**Work to be completed:** Every line of the material that follows must be printed again exactly.

**Figure content listings:**
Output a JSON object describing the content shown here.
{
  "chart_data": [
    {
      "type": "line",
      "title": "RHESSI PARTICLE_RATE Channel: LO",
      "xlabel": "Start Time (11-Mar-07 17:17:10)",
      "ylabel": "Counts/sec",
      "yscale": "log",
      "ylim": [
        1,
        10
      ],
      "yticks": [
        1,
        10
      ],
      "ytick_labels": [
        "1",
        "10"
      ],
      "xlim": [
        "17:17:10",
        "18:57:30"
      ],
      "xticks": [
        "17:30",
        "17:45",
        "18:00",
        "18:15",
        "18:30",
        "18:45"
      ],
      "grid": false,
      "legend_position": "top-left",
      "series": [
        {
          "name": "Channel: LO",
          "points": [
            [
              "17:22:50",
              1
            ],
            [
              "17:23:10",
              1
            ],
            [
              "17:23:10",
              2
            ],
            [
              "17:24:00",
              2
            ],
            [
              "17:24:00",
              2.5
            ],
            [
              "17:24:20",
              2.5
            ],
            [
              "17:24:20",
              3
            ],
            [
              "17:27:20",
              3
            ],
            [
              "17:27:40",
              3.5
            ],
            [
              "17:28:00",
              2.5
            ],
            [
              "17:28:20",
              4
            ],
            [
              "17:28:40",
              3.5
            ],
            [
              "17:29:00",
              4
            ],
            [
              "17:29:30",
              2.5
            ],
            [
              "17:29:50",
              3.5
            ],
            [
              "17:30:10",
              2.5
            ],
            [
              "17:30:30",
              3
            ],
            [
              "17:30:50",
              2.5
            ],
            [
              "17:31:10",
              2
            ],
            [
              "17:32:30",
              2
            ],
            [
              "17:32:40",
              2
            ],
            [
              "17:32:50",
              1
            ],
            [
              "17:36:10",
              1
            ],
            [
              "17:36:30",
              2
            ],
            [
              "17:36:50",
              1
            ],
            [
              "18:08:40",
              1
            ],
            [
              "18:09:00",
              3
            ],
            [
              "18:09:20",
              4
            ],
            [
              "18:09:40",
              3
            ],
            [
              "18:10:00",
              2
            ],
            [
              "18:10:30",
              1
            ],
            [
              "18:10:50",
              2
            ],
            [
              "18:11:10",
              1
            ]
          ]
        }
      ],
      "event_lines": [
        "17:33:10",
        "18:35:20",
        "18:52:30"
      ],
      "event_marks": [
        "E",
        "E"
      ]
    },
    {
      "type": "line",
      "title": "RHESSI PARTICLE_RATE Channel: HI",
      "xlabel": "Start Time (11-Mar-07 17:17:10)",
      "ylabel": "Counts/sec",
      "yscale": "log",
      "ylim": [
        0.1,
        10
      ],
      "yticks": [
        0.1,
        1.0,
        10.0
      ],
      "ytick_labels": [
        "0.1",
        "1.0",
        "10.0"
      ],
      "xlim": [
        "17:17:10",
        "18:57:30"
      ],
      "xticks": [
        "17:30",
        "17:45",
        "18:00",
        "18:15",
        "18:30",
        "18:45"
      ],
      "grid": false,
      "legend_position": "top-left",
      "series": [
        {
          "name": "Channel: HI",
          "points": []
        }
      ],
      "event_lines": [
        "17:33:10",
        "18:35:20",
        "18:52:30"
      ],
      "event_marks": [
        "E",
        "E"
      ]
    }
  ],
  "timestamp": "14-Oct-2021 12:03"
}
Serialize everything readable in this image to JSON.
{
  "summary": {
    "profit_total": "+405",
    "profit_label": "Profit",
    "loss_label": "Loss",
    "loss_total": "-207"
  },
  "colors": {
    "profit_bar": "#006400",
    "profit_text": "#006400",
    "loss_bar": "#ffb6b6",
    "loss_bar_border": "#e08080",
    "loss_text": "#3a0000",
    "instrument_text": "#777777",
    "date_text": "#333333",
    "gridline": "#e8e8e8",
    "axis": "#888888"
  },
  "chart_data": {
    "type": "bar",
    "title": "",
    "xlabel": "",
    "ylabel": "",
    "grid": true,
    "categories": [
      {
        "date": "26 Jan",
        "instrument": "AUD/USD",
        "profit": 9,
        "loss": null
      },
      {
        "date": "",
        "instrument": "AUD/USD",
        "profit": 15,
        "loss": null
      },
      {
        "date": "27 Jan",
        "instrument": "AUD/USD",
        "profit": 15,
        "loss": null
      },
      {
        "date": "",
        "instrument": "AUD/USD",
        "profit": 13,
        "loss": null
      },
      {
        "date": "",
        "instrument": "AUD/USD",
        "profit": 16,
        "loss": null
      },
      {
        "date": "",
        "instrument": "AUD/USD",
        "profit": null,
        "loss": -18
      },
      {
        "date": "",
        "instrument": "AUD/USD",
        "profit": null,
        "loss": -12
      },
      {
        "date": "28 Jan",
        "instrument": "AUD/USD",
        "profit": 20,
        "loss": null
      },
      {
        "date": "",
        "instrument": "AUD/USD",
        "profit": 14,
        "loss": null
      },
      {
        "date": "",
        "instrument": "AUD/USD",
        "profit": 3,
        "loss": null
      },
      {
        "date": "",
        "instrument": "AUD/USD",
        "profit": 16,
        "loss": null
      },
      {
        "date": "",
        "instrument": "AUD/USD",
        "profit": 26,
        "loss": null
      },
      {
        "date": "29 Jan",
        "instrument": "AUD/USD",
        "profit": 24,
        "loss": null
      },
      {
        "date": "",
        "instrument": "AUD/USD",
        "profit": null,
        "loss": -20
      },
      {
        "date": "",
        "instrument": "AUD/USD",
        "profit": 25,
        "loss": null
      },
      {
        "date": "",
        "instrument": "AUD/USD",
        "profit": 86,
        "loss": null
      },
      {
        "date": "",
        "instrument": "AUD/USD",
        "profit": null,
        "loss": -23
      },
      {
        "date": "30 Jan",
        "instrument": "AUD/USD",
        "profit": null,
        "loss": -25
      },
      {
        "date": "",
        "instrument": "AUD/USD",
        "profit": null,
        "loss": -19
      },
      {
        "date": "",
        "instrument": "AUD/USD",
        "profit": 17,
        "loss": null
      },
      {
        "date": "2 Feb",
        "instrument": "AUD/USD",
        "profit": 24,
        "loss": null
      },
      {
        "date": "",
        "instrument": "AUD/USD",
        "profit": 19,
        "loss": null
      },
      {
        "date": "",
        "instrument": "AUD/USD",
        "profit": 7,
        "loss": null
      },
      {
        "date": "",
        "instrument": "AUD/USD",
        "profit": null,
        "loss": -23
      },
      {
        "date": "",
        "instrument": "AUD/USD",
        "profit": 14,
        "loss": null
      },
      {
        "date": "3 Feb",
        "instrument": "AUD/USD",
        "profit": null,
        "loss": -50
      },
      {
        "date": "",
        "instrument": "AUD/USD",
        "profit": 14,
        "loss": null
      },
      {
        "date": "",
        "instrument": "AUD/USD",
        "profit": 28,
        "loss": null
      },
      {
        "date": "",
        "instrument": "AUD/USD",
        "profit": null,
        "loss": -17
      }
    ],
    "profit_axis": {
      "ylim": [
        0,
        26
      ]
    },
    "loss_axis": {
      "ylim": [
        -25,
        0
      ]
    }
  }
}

**Output below:**
Output a JSON object describing the content shown here.
{
  "chart_data": [
    {
      "type": "line",
      "title": "RHESSI PARTICLE_RATE Channel: LO",
      "xlabel": "Start Time (11-Mar-07 17:17:10)",
      "ylabel": "Counts/sec",
      "yscale": "log",
      "ylim": [
        1,
        10
      ],
      "yticks": [
        1,
        10
      ],
      "ytick_labels": [
        "1",
        "10"
      ],
      "xlim": [
        "17:17:10",
        "18:57:30"
      ],
      "xticks": [
        "17:30",
        "17:45",
        "18:00",
        "18:15",
        "18:30",
        "18:45"
      ],
      "grid": false,
      "legend_position": "top-left",
      "series": [
        {
          "name": "Channel: LO",
          "points": [
            [
              "17:22:50",
              1
            ],
            [
              "17:23:10",
              1
            ],
            [
              "17:23:10",
              2
            ],
            [
              "17:24:00",
              2
            ],
            [
              "17:24:00",
              2.5
            ],
            [
              "17:24:20",
              2.5
            ],
            [
              "17:24:20",
              3
            ],
            [
              "17:27:20",
              3
            ],
            [
              "17:27:40",
              3.5
            ],
            [
              "17:28:00",
              2.5
            ],
            [
              "17:28:20",
              4
            ],
            [
              "17:28:40",
              3.5
            ],
            [
              "17:29:00",
              4
            ],
            [
              "17:29:30",
              2.5
            ],
            [
              "17:29:50",
              3.5
            ],
            [
              "17:30:10",
              2.5
            ],
            [
              "17:30:30",
              3
            ],
            [
              "17:30:50",
              2.5
            ],
            [
              "17:31:10",
              2
            ],
            [
              "17:32:30",
              2
            ],
            [
              "17:32:40",
              2
            ],
            [
              "17:32:50",
              1
            ],
            [
              "17:36:10",
              1
            ],
            [
              "17:36:30",
              2
            ],
            [
              "17:36:50",
              1
            ],
            [
              "18:08:40",
              1
            ],
            [
              "18:09:00",
              3
            ],
            [
              "18:09:20",
              4
            ],
            [
              "18:09:40",
              3
            ],
            [
              "18:10:00",
              2
            ],
            [
              "18:10:30",
              1
            ],
            [
              "18:10:50",
              2
            ],
            [
              "18:11:10",
              1
            ]
          ]
        }
      ],
      "event_lines": [
        "17:33:10",
        "18:35:20",
        "18:52:30"
      ],
      "event_marks": [
        "E",
        "E"
      ]
    },
    {
      "type": "line",
      "title": "RHESSI PARTICLE_RATE Channel: HI",
      "xlabel": "Start Time (11-Mar-07 17:17:10)",
      "ylabel": "Counts/sec",
      "yscale": "log",
      "ylim": [
        0.1,
        10
      ],
      "yticks": [
        0.1,
        1.0,
        10.0
      ],
      "ytick_labels": [
        "0.1",
        "1.0",
        "10.0"
      ],
      "xlim": [
        "17:17:10",
        "18:57:30"
      ],
      "xticks": [
        "17:30",
        "17:45",
        "18:00",
        "18:15",
        "18:30",
        "18:45"
      ],
      "grid": false,
      "legend_position": "top-left",
      "series": [
        {
          "name": "Channel: HI",
          "points": []
        }
      ],
      "event_lines": [
        "17:33:10",
        "18:35:20",
        "18:52:30"
      ],
      "event_marks": [
        "E",
        "E"
      ]
    }
  ],
  "timestamp": "14-Oct-2021 12:03"
}
Serialize everything readable in this image to JSON.
{
  "summary": {
    "profit_total": "+405",
    "profit_label": "Profit",
    "loss_label": "Loss",
    "loss_total": "-207"
  },
  "colors": {
    "profit_bar": "#006400",
    "profit_text": "#006400",
    "loss_bar": "#ffb6b6",
    "loss_bar_border": "#e08080",
    "loss_text": "#3a0000",
    "instrument_text": "#777777",
    "date_text": "#333333",
    "gridline": "#e8e8e8",
    "axis": "#888888"
  },
  "chart_data": {
    "type": "bar",
    "title": "",
    "xlabel": "",
    "ylabel": "",
    "grid": true,
    "categories": [
      {
        "date": "26 Jan",
        "instrument": "AUD/USD",
        "profit": 9,
        "loss": null
      },
      {
        "date": "",
        "instrument": "AUD/USD",
        "profit": 15,
        "loss": null
      },
      {
        "date": "27 Jan",
        "instrument": "AUD/USD",
        "profit": 15,
        "loss": null
      },
      {
        "date": "",
        "instrument": "AUD/USD",
        "profit": 13,
        "loss": null
      },
      {
        "date": "",
        "instrument": "AUD/USD",
        "profit": 16,
        "loss": null
      },
      {
        "date": "",
        "instrument": "AUD/USD",
        "profit": null,
        "loss": -18
      },
      {
        "date": "",
        "instrument": "AUD/USD",
        "profit": null,
        "loss": -12
      },
      {
        "date": "28 Jan",
        "instrument": "AUD/USD",
        "profit": 20,
        "loss": null
      },
      {
        "date": "",
        "instrument": "AUD/USD",
        "profit": 14,
        "loss": null
      },
      {
        "date": "",
        "instrument": "AUD/USD",
        "profit": 3,
        "loss": null
      },
      {
        "date": "",
        "instrument": "AUD/USD",
        "profit": 16,
        "loss": null
      },
      {
        "date": "",
        "instrument": "AUD/USD",
        "profit": 26,
        "loss": null
      },
      {
        "date": "29 Jan",
        "instrument": "AUD/USD",
        "profit": 24,
        "loss": null
      },
      {
        "date": "",
        "instrument": "AUD/USD",
        "profit": null,
        "loss": -20
      },
      {
        "date": "",
        "instrument": "AUD/USD",
        "profit": 25,
        "loss": null
      },
      {
        "date": "",
        "instrument": "AUD/USD",
        "profit": 86,
        "loss": null
      },
      {
        "date": "",
        "instrument": "AUD/USD",
        "profit": null,
        "loss": -23
      },
      {
        "date": "30 Jan",
        "instrument": "AUD/USD",
        "profit": null,
        "loss": -25
      },
      {
        "date": "",
        "instrument": "AUD/USD",
        "profit": null,
        "loss": -19
      },
      {
        "date": "",
        "instrument": "AUD/USD",
        "profit": 17,
        "loss": null
      },
      {
        "date": "2 Feb",
        "instrument": "AUD/USD",
        "profit": 24,
        "loss": null
      },
      {
        "date": "",
        "instrument": "AUD/USD",
        "profit": 19,
        "loss": null
      },
      {
        "date": "",
        "instrument": "AUD/USD",
        "profit": 7,
        "loss": null
      },
      {
        "date": "",
        "instrument": "AUD/USD",
        "profit": null,
        "loss": -23
      },
      {
        "date": "",
        "instrument": "AUD/USD",
        "profit": 14,
        "loss": null
      },
      {
        "date": "3 Feb",
        "instrument": "AUD/USD",
        "profit": null,
        "loss": -50
      },
      {
        "date": "",
        "instrument": "AUD/USD",
        "profit": 14,
        "loss": null
      },
      {
        "date": "",
        "instrument": "AUD/USD",
        "profit": 28,
        "loss": null
      },
      {
        "date": "",
        "instrument": "AUD/USD",
        "profit": null,
        "loss": -17
      }
    ],
    "profit_axis": {
      "ylim": [
        0,
        26
      ]
    },
    "loss_axis": {
      "ylim": [
        -25,
        0
      ]
    }
  }
}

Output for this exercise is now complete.